### Aim of the task
Extract every line from the records below that contains the word "name".

### Input material

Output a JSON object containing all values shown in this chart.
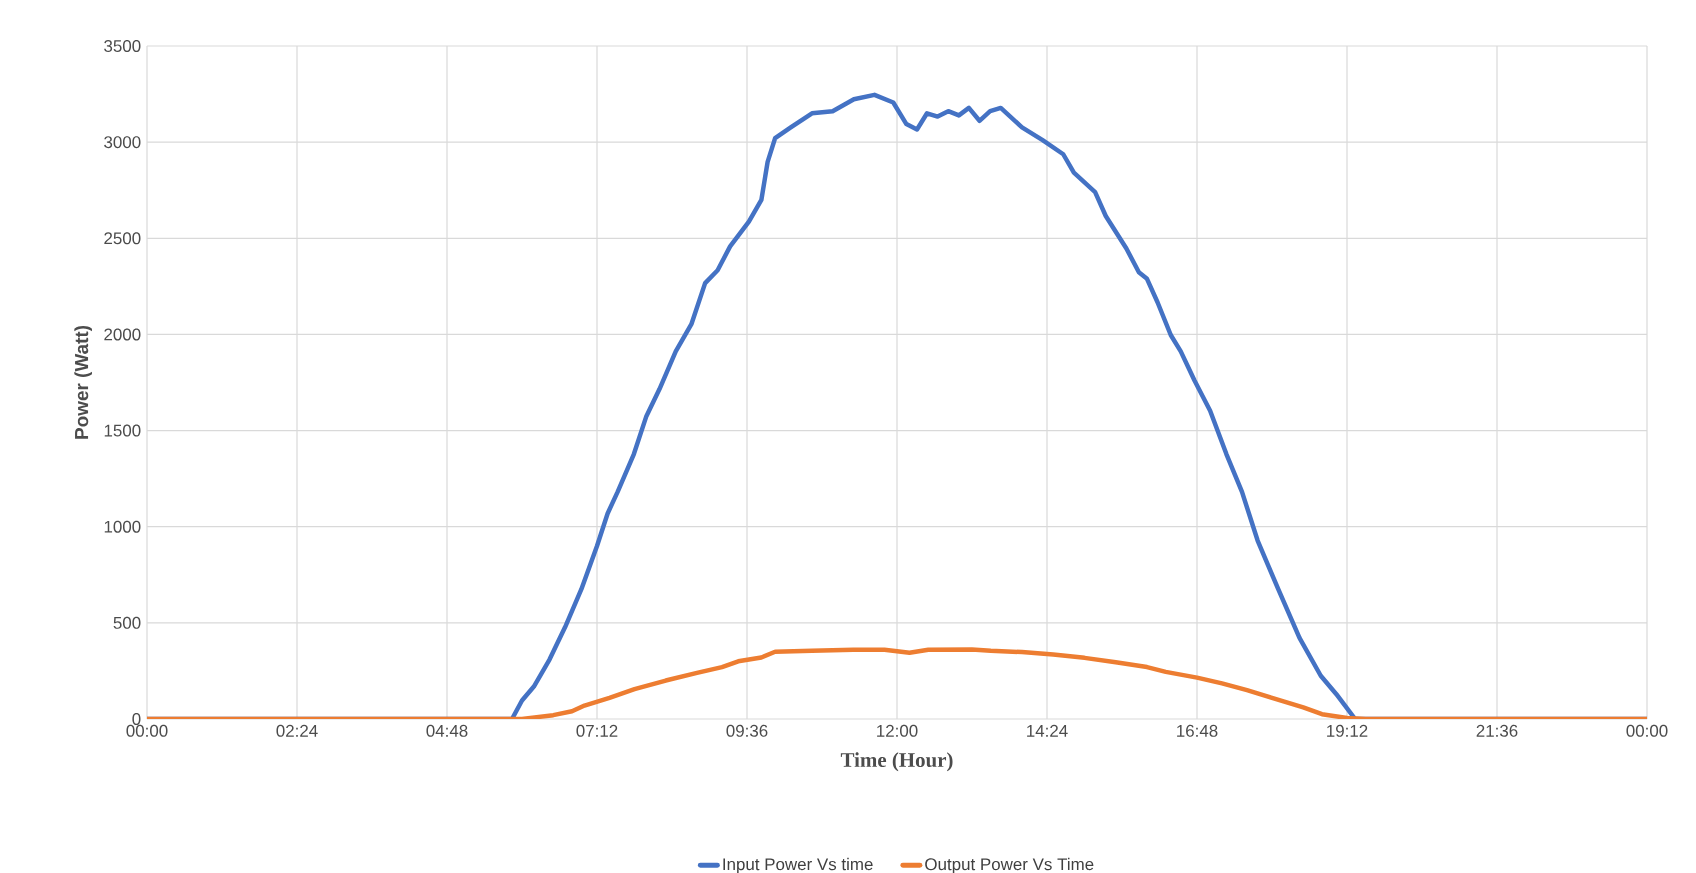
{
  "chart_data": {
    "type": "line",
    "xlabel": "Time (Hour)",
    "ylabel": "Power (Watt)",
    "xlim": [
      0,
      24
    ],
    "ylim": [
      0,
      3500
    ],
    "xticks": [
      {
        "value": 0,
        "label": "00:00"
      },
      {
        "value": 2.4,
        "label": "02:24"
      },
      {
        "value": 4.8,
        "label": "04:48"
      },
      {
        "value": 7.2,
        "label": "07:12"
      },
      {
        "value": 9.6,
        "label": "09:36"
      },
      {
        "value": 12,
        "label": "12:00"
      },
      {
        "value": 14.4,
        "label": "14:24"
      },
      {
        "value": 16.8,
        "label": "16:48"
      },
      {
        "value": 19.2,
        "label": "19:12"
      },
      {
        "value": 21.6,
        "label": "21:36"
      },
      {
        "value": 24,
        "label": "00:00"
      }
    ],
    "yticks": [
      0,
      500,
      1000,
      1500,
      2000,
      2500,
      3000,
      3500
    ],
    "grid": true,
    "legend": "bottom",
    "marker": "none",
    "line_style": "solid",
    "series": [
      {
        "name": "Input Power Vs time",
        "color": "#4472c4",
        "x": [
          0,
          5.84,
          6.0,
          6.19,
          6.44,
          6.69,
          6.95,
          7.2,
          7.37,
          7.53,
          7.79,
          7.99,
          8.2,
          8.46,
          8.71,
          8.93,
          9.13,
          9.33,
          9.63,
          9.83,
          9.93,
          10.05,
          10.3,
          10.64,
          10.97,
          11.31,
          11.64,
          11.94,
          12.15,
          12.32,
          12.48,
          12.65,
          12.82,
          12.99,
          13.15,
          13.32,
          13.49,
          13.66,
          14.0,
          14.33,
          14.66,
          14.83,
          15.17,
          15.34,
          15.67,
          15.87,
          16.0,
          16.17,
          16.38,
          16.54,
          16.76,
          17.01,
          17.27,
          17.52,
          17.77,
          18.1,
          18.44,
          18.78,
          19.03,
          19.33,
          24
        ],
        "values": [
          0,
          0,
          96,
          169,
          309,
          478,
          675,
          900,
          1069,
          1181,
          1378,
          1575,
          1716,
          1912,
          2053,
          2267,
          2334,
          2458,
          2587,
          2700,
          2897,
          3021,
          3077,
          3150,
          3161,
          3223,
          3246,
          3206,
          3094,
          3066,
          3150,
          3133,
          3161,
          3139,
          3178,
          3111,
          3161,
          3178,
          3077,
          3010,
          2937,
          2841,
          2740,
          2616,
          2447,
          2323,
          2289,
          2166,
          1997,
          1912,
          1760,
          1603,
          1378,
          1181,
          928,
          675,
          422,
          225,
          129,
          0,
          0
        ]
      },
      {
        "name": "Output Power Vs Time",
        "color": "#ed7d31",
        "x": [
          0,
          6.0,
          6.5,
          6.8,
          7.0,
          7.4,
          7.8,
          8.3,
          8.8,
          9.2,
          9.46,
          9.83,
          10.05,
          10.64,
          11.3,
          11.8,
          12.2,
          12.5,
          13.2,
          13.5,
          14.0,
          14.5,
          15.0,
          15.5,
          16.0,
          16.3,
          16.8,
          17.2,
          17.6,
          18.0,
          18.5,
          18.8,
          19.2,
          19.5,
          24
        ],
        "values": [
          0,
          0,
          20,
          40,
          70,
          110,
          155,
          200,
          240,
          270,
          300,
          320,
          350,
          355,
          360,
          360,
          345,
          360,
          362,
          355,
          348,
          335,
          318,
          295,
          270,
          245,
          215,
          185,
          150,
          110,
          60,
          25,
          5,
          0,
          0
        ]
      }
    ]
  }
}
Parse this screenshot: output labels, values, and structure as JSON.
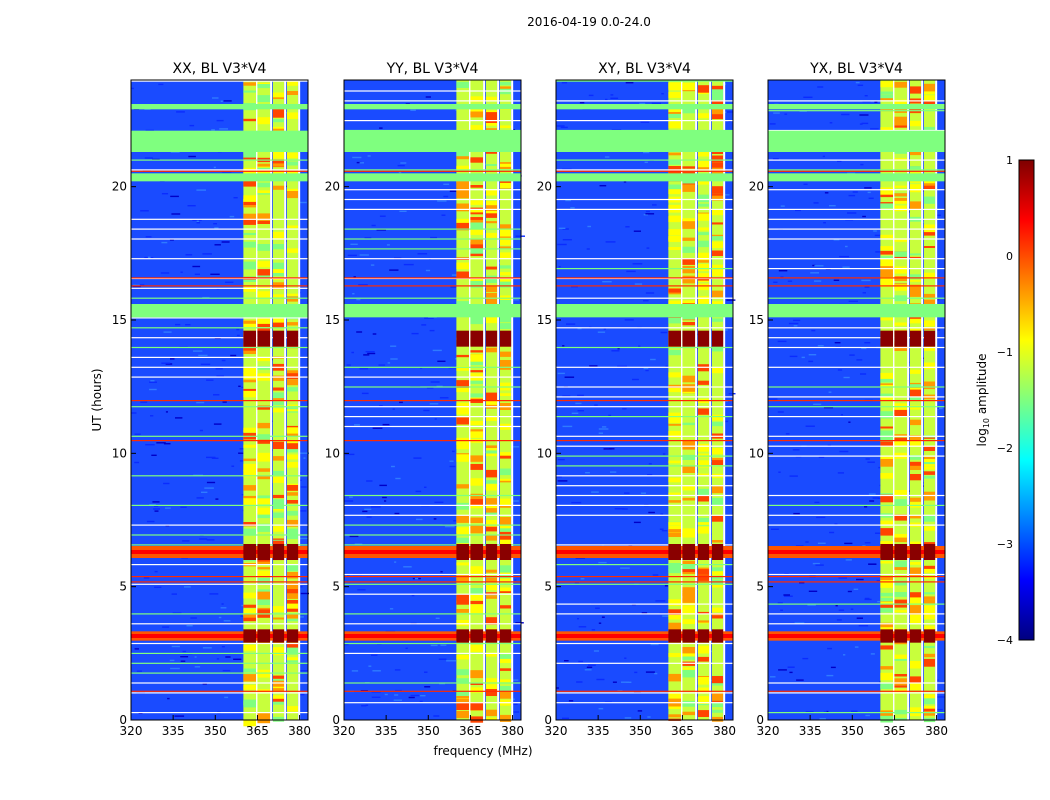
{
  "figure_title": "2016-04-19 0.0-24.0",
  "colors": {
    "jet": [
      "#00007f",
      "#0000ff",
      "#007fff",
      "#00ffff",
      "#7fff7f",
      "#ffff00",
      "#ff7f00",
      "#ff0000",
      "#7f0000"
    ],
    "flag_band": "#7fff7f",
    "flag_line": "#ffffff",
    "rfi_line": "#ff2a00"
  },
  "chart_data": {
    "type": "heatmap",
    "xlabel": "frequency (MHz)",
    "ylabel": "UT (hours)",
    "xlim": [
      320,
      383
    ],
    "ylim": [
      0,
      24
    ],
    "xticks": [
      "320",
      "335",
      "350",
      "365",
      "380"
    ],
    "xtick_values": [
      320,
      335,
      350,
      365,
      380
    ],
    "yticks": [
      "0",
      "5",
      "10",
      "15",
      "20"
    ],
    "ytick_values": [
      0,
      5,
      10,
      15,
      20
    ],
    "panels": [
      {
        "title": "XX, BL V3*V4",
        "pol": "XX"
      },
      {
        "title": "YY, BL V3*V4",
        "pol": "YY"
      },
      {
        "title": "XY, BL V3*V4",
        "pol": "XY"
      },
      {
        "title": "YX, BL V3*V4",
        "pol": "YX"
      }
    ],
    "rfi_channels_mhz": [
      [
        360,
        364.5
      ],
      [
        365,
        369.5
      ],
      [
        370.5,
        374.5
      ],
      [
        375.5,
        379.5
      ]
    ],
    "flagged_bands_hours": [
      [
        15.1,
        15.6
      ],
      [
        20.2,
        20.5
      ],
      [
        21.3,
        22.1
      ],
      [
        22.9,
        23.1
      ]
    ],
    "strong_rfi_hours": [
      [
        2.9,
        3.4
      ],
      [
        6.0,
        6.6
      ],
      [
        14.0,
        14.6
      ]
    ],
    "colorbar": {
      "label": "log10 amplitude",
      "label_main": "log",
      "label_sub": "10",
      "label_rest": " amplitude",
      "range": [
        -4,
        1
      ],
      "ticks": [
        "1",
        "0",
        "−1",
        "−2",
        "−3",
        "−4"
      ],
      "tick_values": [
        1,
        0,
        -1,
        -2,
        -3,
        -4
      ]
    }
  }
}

### Solution to the exercise
        "name": "Input Power Vs time",
        "name": "Output Power Vs Time",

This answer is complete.